>> Begin Dataset

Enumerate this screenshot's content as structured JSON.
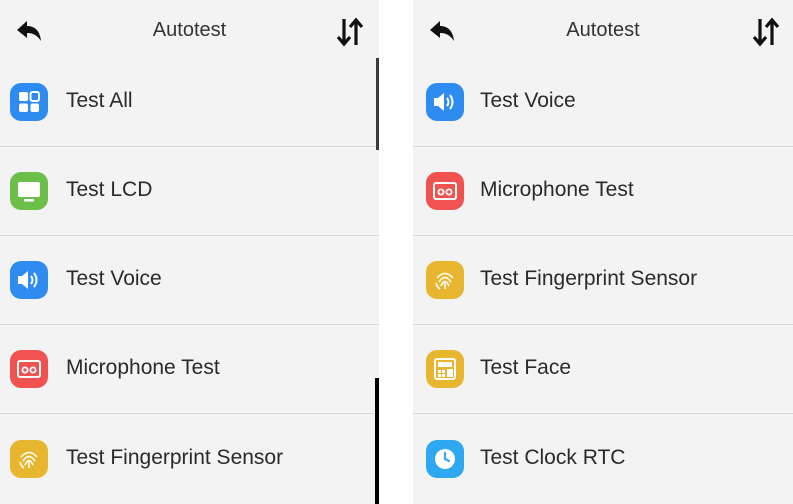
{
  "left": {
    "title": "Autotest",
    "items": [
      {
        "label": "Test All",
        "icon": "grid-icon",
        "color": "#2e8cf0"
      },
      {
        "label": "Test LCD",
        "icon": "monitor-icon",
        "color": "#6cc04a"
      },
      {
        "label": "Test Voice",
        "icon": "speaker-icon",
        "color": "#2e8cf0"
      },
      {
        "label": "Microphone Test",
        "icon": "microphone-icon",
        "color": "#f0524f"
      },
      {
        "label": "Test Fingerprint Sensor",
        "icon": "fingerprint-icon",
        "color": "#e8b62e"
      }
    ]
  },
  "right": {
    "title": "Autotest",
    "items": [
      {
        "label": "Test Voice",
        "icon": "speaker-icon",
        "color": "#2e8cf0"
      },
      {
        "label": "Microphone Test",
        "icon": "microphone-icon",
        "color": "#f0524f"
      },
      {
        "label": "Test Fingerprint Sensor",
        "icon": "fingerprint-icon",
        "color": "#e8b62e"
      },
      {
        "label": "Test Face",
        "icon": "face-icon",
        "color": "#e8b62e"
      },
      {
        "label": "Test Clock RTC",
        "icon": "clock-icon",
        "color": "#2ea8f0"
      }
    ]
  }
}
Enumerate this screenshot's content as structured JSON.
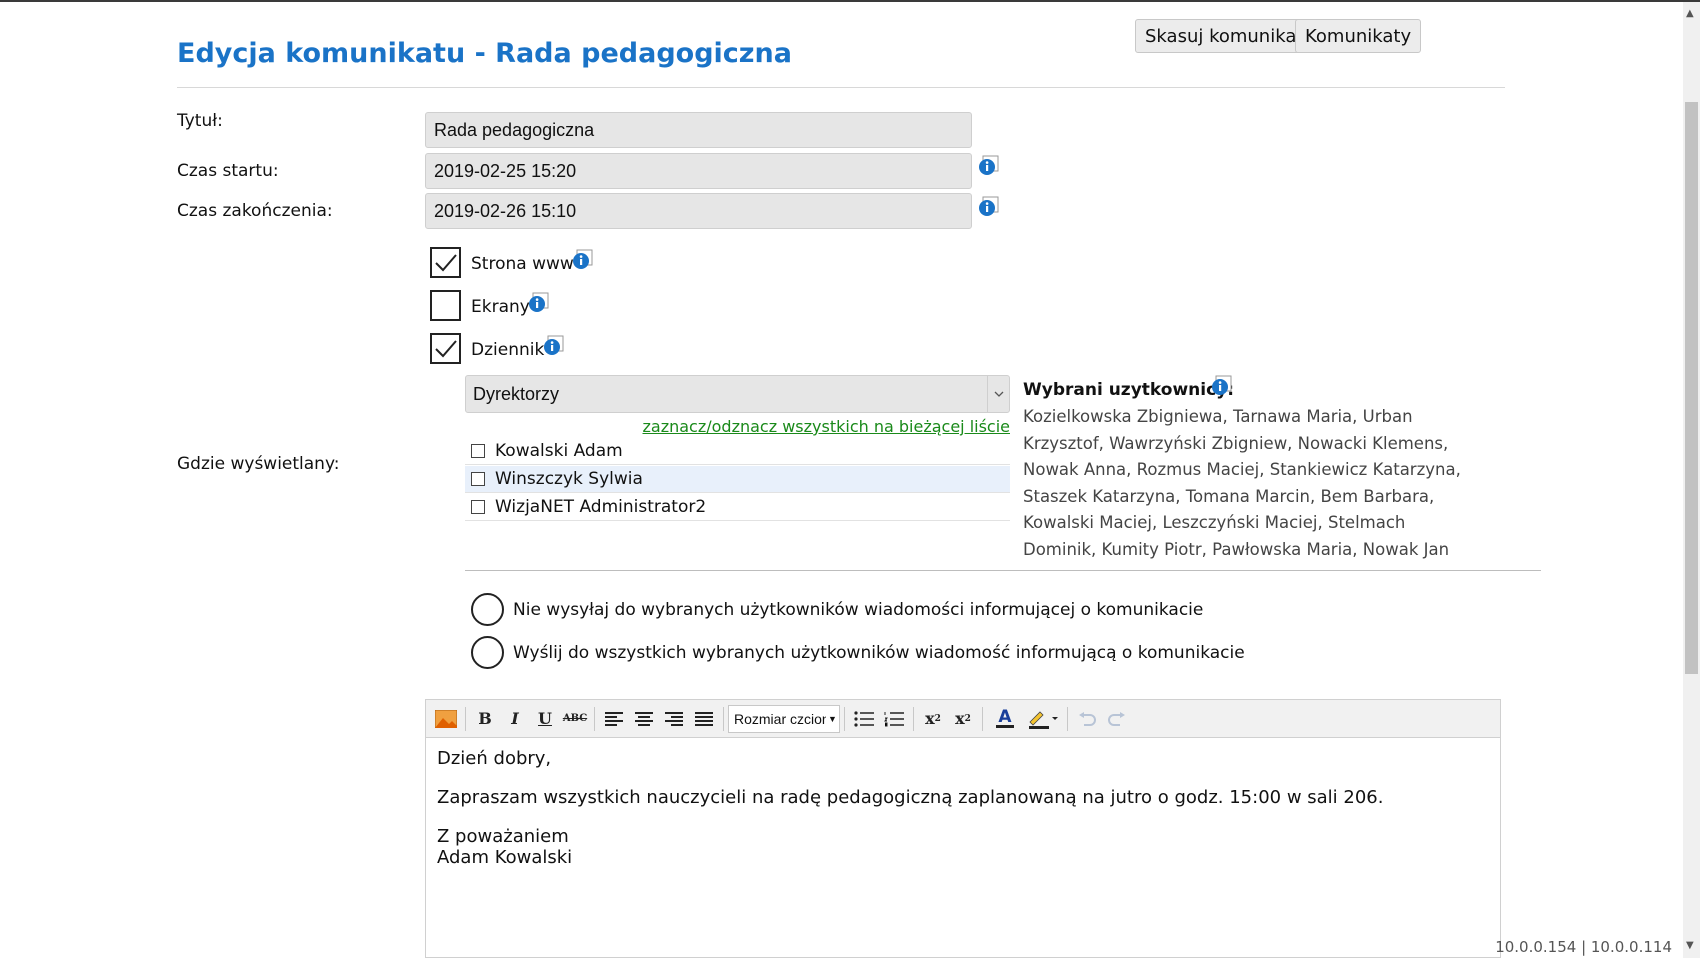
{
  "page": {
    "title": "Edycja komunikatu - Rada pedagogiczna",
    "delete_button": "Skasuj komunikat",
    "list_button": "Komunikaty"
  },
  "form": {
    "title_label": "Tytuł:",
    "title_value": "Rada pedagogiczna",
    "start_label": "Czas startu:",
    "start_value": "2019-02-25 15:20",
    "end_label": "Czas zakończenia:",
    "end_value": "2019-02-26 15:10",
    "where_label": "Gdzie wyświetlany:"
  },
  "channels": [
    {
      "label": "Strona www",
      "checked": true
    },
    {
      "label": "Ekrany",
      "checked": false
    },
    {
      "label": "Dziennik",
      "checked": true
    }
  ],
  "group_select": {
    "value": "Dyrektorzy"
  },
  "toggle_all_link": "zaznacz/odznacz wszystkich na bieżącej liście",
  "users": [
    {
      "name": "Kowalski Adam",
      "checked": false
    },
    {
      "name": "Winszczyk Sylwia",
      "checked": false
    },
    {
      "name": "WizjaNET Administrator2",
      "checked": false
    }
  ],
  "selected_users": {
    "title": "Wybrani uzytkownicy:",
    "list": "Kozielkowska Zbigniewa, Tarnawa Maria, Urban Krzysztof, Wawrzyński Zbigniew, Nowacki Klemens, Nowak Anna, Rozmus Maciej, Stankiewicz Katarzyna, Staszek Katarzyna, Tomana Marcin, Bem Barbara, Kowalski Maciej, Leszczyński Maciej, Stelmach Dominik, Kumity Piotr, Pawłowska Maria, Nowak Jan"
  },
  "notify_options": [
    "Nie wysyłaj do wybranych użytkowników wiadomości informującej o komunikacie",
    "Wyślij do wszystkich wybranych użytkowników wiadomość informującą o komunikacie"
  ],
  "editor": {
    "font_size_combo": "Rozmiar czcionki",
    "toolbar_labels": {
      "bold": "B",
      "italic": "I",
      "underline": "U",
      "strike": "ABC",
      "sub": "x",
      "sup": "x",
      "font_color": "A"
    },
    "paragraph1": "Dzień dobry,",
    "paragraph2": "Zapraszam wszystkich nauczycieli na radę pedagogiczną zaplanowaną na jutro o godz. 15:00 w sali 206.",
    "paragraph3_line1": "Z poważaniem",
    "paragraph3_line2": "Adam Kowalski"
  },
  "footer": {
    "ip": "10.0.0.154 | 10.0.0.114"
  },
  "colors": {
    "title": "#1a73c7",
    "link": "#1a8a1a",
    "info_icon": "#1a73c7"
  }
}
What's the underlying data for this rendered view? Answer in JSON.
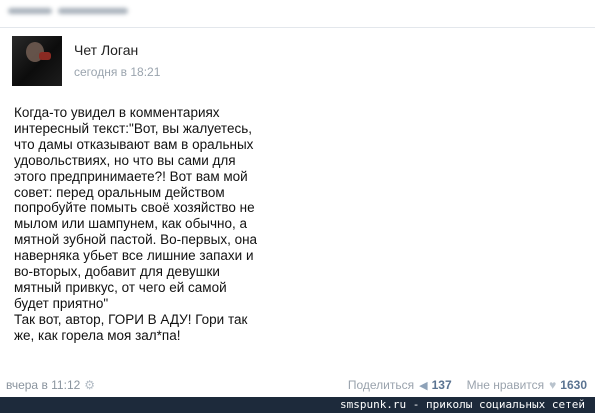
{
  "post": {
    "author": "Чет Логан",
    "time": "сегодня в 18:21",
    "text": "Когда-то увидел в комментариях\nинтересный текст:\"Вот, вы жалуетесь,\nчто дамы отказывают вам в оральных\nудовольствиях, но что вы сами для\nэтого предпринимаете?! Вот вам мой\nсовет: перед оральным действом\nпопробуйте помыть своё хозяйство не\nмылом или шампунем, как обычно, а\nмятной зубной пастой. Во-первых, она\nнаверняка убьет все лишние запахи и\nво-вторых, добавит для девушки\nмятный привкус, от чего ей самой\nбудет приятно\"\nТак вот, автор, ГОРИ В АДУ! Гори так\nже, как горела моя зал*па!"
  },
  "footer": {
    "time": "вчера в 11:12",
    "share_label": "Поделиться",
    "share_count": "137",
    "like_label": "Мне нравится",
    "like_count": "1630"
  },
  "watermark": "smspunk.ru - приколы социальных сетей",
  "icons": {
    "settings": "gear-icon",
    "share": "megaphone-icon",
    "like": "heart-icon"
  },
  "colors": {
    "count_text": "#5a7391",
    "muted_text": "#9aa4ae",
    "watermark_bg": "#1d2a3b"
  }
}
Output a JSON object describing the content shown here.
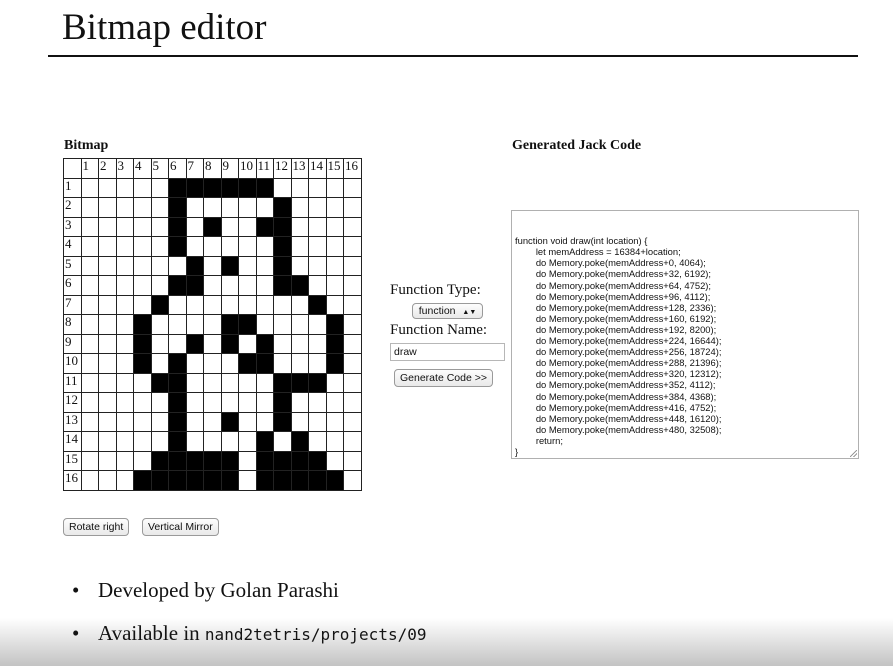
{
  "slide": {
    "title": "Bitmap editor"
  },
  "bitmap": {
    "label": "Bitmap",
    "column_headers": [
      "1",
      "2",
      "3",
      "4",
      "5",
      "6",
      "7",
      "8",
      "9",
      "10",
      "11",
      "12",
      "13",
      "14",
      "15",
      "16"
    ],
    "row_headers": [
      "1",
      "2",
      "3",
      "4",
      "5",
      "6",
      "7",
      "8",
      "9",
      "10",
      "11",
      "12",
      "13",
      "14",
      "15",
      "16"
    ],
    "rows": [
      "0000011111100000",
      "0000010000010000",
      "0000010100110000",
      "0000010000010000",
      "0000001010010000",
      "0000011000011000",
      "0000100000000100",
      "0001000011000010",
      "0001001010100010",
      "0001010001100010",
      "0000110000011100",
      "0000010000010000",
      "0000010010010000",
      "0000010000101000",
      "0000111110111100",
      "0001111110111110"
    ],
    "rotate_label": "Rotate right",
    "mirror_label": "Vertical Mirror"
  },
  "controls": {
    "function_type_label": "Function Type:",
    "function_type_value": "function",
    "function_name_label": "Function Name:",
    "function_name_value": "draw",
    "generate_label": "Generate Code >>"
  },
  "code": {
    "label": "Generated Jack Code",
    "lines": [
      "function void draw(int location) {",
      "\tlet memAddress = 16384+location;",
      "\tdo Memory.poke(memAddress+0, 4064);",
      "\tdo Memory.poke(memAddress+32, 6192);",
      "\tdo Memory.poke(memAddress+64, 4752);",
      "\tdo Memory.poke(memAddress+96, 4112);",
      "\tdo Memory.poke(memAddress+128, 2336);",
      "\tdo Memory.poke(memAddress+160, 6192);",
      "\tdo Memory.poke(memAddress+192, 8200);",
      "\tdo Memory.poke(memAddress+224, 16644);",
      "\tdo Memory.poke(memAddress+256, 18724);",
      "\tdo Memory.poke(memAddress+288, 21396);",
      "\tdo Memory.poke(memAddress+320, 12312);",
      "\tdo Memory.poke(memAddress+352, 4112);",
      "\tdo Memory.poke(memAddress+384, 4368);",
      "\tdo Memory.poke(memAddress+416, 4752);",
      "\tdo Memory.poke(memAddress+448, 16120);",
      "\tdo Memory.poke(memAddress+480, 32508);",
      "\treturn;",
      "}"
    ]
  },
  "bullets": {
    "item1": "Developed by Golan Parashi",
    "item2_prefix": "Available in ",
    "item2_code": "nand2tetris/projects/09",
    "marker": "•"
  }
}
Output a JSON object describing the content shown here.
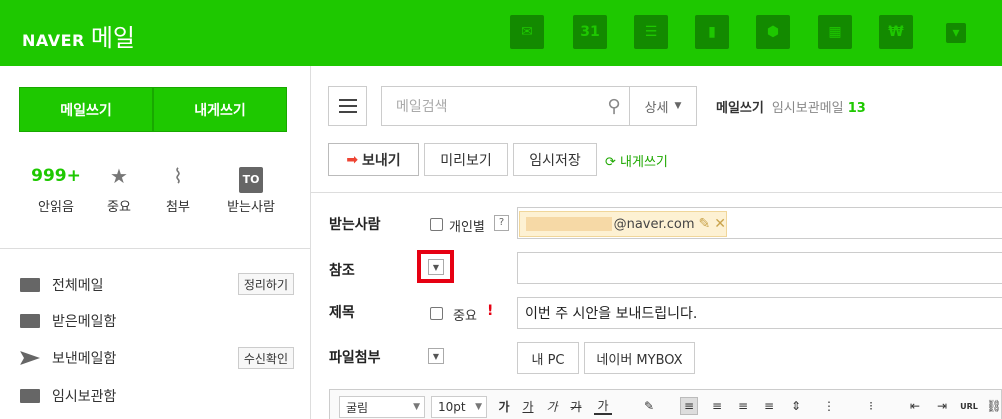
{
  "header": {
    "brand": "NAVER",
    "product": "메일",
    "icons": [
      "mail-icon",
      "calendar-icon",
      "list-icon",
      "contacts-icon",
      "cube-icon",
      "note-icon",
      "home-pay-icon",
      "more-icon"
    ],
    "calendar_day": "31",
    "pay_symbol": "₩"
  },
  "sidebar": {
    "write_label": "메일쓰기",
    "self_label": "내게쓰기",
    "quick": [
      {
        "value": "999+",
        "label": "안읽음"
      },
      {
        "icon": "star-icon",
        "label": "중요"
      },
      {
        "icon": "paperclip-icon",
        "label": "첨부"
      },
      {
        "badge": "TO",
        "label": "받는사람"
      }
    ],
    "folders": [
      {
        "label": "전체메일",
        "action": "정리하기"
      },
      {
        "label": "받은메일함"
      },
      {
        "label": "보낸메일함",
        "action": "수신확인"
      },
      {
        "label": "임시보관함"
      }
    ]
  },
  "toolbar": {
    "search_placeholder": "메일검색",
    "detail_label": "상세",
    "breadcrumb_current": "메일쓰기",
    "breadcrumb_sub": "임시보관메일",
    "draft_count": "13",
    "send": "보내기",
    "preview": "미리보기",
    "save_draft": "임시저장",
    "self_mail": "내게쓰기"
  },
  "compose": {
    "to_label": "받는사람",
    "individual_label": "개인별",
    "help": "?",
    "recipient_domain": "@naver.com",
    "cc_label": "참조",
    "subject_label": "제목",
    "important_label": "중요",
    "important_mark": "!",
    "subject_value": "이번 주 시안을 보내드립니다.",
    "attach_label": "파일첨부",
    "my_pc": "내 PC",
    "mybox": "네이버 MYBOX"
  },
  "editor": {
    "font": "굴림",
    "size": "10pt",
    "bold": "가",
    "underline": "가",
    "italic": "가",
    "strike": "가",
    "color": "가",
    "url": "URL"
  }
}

>> End Dataset

--- Stated exercise ---
Answer with one number: how many lines of the entries above include the word "Kowalski".

--- Finished exercise ---
3